### Exercise description:
Reproduce this listing in full.

### Data extract:
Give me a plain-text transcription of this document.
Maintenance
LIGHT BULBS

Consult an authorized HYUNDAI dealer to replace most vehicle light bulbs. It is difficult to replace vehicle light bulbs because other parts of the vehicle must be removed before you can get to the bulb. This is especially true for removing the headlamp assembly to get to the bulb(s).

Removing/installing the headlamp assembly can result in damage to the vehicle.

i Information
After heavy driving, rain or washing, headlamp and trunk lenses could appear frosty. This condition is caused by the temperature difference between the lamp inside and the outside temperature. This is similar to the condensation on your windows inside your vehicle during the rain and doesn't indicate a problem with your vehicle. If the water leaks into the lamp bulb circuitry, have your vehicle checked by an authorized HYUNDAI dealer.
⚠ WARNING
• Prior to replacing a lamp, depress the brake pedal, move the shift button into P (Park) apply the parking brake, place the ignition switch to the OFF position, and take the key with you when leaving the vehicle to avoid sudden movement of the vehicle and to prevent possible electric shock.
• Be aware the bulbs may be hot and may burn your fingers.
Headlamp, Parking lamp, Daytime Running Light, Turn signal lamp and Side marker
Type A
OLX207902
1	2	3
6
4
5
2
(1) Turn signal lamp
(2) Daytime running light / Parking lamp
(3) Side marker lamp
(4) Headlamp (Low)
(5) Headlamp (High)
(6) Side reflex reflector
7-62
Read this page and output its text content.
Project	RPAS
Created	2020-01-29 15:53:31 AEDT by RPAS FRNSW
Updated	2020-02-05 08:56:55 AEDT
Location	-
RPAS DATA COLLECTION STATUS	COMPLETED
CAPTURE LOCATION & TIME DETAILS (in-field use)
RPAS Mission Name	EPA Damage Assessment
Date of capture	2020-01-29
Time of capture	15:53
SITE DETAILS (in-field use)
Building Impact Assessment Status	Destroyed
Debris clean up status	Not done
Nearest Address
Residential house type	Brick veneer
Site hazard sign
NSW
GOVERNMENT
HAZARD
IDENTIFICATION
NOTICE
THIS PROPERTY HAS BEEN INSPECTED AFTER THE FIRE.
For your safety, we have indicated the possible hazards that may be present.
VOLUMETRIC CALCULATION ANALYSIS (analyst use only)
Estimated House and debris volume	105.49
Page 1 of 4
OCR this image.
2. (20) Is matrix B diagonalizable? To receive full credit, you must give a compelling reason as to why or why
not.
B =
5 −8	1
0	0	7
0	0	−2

### Worked answer:
Give me a plain-text transcription of this document.
Maintenance
LIGHT BULBS

Consult an authorized HYUNDAI dealer to replace most vehicle light bulbs. It is difficult to replace vehicle light bulbs because other parts of the vehicle must be removed before you can get to the bulb. This is especially true for removing the headlamp assembly to get to the bulb(s).

Removing/installing the headlamp assembly can result in damage to the vehicle.

i Information
After heavy driving, rain or washing, headlamp and trunk lenses could appear frosty. This condition is caused by the temperature difference between the lamp inside and the outside temperature. This is similar to the condensation on your windows inside your vehicle during the rain and doesn't indicate a problem with your vehicle. If the water leaks into the lamp bulb circuitry, have your vehicle checked by an authorized HYUNDAI dealer.
⚠ WARNING
• Prior to replacing a lamp, depress the brake pedal, move the shift button into P (Park) apply the parking brake, place the ignition switch to the OFF position, and take the key with you when leaving the vehicle to avoid sudden movement of the vehicle and to prevent possible electric shock.
• Be aware the bulbs may be hot and may burn your fingers.
Headlamp, Parking lamp, Daytime Running Light, Turn signal lamp and Side marker
Type A
OLX207902
1	2	3
6
4
5
2
(1) Turn signal lamp
(2) Daytime running light / Parking lamp
(3) Side marker lamp
(4) Headlamp (Low)
(5) Headlamp (High)
(6) Side reflex reflector
7-62
Read this page and output its text content.
Project	RPAS
Created	2020-01-29 15:53:31 AEDT by RPAS FRNSW
Updated	2020-02-05 08:56:55 AEDT
Location	-
RPAS DATA COLLECTION STATUS	COMPLETED
CAPTURE LOCATION & TIME DETAILS (in-field use)
RPAS Mission Name	EPA Damage Assessment
Date of capture	2020-01-29
Time of capture	15:53
SITE DETAILS (in-field use)
Building Impact Assessment Status	Destroyed
Debris clean up status	Not done
Nearest Address
Residential house type	Brick veneer
Site hazard sign
NSW
GOVERNMENT
HAZARD
IDENTIFICATION
NOTICE
THIS PROPERTY HAS BEEN INSPECTED AFTER THE FIRE.
For your safety, we have indicated the possible hazards that may be present.
VOLUMETRIC CALCULATION ANALYSIS (analyst use only)
Estimated House and debris volume	105.49
Page 1 of 4
OCR this image.
2. (20) Is matrix B diagonalizable? To receive full credit, you must give a compelling reason as to why or why
not.
B =
5 −8	1
0	0	7
0	0	−2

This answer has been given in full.